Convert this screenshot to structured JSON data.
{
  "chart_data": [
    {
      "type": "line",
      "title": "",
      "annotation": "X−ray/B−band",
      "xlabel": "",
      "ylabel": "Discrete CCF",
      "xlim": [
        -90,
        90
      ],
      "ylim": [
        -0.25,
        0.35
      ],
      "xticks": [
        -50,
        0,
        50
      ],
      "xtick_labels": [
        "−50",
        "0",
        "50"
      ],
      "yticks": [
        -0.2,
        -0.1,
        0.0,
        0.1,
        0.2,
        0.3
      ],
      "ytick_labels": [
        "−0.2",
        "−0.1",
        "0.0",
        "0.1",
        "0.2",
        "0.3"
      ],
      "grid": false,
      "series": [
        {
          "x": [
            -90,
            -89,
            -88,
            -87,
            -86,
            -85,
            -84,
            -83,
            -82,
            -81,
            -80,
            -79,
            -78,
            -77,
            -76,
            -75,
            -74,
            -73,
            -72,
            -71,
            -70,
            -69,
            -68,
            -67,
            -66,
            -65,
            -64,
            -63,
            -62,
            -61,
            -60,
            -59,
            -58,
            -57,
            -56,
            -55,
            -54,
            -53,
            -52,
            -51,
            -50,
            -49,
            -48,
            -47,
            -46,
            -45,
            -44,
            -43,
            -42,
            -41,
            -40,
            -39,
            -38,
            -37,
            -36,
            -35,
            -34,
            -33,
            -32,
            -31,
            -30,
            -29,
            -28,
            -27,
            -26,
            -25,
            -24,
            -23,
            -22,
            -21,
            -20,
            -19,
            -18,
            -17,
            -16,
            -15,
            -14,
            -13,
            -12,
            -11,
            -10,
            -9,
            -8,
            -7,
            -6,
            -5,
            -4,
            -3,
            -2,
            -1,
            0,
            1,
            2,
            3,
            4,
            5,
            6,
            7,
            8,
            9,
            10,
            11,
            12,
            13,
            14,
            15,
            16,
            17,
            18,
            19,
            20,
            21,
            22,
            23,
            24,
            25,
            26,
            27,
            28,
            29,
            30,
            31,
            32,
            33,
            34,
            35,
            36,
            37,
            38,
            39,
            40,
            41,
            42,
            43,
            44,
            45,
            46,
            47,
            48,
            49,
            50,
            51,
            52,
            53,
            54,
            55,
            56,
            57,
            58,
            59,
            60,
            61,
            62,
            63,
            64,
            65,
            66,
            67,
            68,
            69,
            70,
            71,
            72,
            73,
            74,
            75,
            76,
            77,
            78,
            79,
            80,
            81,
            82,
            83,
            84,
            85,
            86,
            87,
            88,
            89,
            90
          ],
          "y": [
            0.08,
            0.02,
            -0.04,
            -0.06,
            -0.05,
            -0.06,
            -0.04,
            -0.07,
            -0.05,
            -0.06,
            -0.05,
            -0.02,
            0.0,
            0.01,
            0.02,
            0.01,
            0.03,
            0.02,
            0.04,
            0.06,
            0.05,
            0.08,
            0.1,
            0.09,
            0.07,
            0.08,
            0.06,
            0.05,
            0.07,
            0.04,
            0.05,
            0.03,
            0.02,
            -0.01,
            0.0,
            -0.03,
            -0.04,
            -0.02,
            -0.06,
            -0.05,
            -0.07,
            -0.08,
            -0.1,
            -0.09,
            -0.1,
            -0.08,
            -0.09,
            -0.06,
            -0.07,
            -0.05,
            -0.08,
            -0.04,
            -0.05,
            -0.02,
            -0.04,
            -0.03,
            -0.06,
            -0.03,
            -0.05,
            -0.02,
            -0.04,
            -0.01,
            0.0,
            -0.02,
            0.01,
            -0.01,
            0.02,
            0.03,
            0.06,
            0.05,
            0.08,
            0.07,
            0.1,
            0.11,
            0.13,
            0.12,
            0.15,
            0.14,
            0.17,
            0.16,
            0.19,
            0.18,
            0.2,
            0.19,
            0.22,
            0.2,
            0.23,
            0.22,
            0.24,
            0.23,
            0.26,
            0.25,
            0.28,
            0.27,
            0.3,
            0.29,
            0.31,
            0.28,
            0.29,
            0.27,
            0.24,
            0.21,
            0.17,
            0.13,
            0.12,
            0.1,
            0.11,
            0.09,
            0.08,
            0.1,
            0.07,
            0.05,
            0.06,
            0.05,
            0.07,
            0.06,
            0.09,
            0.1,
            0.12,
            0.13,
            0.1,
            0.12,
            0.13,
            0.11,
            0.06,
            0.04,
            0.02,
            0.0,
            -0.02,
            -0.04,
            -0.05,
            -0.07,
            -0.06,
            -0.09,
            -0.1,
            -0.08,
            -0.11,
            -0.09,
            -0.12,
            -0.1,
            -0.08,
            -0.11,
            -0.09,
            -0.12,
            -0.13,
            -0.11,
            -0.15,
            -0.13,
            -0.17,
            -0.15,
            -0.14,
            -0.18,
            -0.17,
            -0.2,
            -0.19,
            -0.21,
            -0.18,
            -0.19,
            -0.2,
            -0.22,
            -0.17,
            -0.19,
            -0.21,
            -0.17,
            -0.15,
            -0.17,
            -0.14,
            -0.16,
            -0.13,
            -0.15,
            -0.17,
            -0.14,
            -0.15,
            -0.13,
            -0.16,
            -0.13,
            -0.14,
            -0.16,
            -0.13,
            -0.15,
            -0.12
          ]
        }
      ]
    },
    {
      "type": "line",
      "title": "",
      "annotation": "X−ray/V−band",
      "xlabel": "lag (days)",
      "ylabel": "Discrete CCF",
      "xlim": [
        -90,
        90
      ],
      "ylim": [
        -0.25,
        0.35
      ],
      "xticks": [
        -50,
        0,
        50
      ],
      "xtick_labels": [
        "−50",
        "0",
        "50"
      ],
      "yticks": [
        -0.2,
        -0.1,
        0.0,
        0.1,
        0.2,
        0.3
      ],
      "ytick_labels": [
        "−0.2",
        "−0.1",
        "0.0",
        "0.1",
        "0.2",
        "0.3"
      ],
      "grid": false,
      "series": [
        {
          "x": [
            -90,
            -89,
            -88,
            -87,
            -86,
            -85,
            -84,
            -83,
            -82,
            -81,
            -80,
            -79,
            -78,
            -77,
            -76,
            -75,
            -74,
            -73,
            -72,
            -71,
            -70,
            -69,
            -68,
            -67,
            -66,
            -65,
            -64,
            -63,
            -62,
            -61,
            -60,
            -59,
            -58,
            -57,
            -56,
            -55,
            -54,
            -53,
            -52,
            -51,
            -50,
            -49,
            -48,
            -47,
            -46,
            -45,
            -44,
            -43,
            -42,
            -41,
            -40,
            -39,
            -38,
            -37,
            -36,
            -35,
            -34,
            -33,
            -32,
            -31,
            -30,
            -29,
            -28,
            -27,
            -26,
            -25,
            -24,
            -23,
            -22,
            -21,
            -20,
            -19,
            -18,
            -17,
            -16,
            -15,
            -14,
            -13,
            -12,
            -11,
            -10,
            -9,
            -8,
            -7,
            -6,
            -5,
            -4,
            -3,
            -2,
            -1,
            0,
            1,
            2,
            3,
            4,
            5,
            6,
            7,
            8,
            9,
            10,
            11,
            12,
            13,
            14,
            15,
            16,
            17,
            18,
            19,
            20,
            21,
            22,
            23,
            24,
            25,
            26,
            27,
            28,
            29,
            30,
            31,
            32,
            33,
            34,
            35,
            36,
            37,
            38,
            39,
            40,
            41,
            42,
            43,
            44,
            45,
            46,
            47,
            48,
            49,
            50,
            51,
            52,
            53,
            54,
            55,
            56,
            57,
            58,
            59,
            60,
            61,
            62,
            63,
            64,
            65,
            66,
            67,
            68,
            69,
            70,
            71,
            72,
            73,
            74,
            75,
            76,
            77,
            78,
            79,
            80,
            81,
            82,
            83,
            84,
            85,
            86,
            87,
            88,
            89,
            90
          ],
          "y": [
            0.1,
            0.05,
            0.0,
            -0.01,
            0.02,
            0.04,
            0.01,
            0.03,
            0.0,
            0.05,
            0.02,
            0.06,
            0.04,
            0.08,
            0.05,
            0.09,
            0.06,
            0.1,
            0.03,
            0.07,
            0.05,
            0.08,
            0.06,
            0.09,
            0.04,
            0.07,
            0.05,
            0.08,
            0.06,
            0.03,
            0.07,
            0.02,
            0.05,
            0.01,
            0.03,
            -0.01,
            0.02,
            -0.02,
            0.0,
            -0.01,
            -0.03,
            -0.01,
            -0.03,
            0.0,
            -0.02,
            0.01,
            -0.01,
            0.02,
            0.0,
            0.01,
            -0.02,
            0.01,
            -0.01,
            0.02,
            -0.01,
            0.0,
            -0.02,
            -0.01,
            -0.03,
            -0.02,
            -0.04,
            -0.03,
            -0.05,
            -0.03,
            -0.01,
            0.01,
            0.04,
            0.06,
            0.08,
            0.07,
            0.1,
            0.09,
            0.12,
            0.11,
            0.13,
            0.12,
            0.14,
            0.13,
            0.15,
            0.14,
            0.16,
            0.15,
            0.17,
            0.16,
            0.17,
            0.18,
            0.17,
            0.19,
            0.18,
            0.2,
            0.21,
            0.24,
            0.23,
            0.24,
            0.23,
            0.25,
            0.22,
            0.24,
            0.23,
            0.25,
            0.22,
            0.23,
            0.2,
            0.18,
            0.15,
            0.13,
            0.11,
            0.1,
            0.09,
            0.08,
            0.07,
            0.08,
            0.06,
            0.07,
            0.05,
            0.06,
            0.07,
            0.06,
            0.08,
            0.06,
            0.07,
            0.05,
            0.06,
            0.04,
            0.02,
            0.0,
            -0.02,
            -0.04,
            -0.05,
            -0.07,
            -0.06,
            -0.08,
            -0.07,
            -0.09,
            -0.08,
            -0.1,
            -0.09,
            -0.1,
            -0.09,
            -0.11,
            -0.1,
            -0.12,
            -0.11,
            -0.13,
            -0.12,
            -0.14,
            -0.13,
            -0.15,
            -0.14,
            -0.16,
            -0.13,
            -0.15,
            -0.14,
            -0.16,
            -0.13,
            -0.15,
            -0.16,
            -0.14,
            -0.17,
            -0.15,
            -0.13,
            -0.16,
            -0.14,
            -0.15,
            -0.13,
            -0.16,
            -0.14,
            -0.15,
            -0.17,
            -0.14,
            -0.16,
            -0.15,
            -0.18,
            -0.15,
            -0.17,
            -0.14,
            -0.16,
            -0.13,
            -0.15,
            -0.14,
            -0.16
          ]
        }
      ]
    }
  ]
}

----

**Stated goal**: Copy out all lines where the word "band" appears.

**Response to the exercise**:
      "annotation": "X−ray/B−band",
      "annotation": "X−ray/V−band",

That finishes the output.